Raw records
______
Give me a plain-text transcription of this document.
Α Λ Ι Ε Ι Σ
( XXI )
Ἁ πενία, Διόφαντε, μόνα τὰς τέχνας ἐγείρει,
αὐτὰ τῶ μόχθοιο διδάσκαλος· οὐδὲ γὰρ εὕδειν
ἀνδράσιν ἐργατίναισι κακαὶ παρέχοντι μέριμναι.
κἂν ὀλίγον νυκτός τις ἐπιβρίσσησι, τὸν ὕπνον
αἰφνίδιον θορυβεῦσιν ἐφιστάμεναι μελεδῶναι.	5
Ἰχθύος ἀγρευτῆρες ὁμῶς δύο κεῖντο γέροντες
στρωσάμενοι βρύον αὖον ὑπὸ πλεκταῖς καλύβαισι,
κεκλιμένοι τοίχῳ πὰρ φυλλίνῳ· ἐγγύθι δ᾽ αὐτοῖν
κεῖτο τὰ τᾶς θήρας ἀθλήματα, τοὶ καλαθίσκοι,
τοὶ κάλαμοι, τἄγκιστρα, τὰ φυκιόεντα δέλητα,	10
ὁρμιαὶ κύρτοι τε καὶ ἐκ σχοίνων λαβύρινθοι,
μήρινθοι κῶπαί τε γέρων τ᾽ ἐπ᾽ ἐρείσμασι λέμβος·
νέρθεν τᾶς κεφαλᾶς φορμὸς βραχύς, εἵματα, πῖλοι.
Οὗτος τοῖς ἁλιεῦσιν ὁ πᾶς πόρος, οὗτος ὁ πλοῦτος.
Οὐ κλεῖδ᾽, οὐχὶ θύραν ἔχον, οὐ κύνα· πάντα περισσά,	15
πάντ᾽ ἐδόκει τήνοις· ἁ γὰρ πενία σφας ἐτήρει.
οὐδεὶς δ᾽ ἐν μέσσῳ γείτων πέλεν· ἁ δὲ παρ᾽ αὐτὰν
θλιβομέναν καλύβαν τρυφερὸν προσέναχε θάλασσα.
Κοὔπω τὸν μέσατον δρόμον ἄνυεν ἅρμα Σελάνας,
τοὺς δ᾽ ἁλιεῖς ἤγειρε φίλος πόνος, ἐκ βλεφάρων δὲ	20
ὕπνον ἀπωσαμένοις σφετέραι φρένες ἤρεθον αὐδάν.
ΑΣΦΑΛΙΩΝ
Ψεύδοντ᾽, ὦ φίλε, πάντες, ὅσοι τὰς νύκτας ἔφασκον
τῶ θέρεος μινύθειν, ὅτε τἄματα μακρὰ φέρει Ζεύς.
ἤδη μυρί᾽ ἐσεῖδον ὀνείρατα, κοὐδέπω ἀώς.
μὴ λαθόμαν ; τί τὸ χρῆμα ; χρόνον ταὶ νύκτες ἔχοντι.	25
______
→ **Aim of the exercise**
Extract every entry in the listing word for word.

→ **Solution to the exercise**
Give me a plain-text transcription of this document.
Α Λ Ι Ε Ι Σ
( XXI )
Ἁ πενία, Διόφαντε, μόνα τὰς τέχνας ἐγείρει,
αὐτὰ τῶ μόχθοιο διδάσκαλος· οὐδὲ γὰρ εὕδειν
ἀνδράσιν ἐργατίναισι κακαὶ παρέχοντι μέριμναι.
κἂν ὀλίγον νυκτός τις ἐπιβρίσσησι, τὸν ὕπνον
αἰφνίδιον θορυβεῦσιν ἐφιστάμεναι μελεδῶναι.	5
Ἰχθύος ἀγρευτῆρες ὁμῶς δύο κεῖντο γέροντες
στρωσάμενοι βρύον αὖον ὑπὸ πλεκταῖς καλύβαισι,
κεκλιμένοι τοίχῳ πὰρ φυλλίνῳ· ἐγγύθι δ᾽ αὐτοῖν
κεῖτο τὰ τᾶς θήρας ἀθλήματα, τοὶ καλαθίσκοι,
τοὶ κάλαμοι, τἄγκιστρα, τὰ φυκιόεντα δέλητα,	10
ὁρμιαὶ κύρτοι τε καὶ ἐκ σχοίνων λαβύρινθοι,
μήρινθοι κῶπαί τε γέρων τ᾽ ἐπ᾽ ἐρείσμασι λέμβος·
νέρθεν τᾶς κεφαλᾶς φορμὸς βραχύς, εἵματα, πῖλοι.
Οὗτος τοῖς ἁλιεῦσιν ὁ πᾶς πόρος, οὗτος ὁ πλοῦτος.
Οὐ κλεῖδ᾽, οὐχὶ θύραν ἔχον, οὐ κύνα· πάντα περισσά,	15
πάντ᾽ ἐδόκει τήνοις· ἁ γὰρ πενία σφας ἐτήρει.
οὐδεὶς δ᾽ ἐν μέσσῳ γείτων πέλεν· ἁ δὲ παρ᾽ αὐτὰν
θλιβομέναν καλύβαν τρυφερὸν προσέναχε θάλασσα.
Κοὔπω τὸν μέσατον δρόμον ἄνυεν ἅρμα Σελάνας,
τοὺς δ᾽ ἁλιεῖς ἤγειρε φίλος πόνος, ἐκ βλεφάρων δὲ	20
ὕπνον ἀπωσαμένοις σφετέραι φρένες ἤρεθον αὐδάν.
ΑΣΦΑΛΙΩΝ
Ψεύδοντ᾽, ὦ φίλε, πάντες, ὅσοι τὰς νύκτας ἔφασκον
τῶ θέρεος μινύθειν, ὅτε τἄματα μακρὰ φέρει Ζεύς.
ἤδη μυρί᾽ ἐσεῖδον ὀνείρατα, κοὐδέπω ἀώς.
μὴ λαθόμαν ; τί τὸ χρῆμα ; χρόνον ταὶ νύκτες ἔχοντι.	25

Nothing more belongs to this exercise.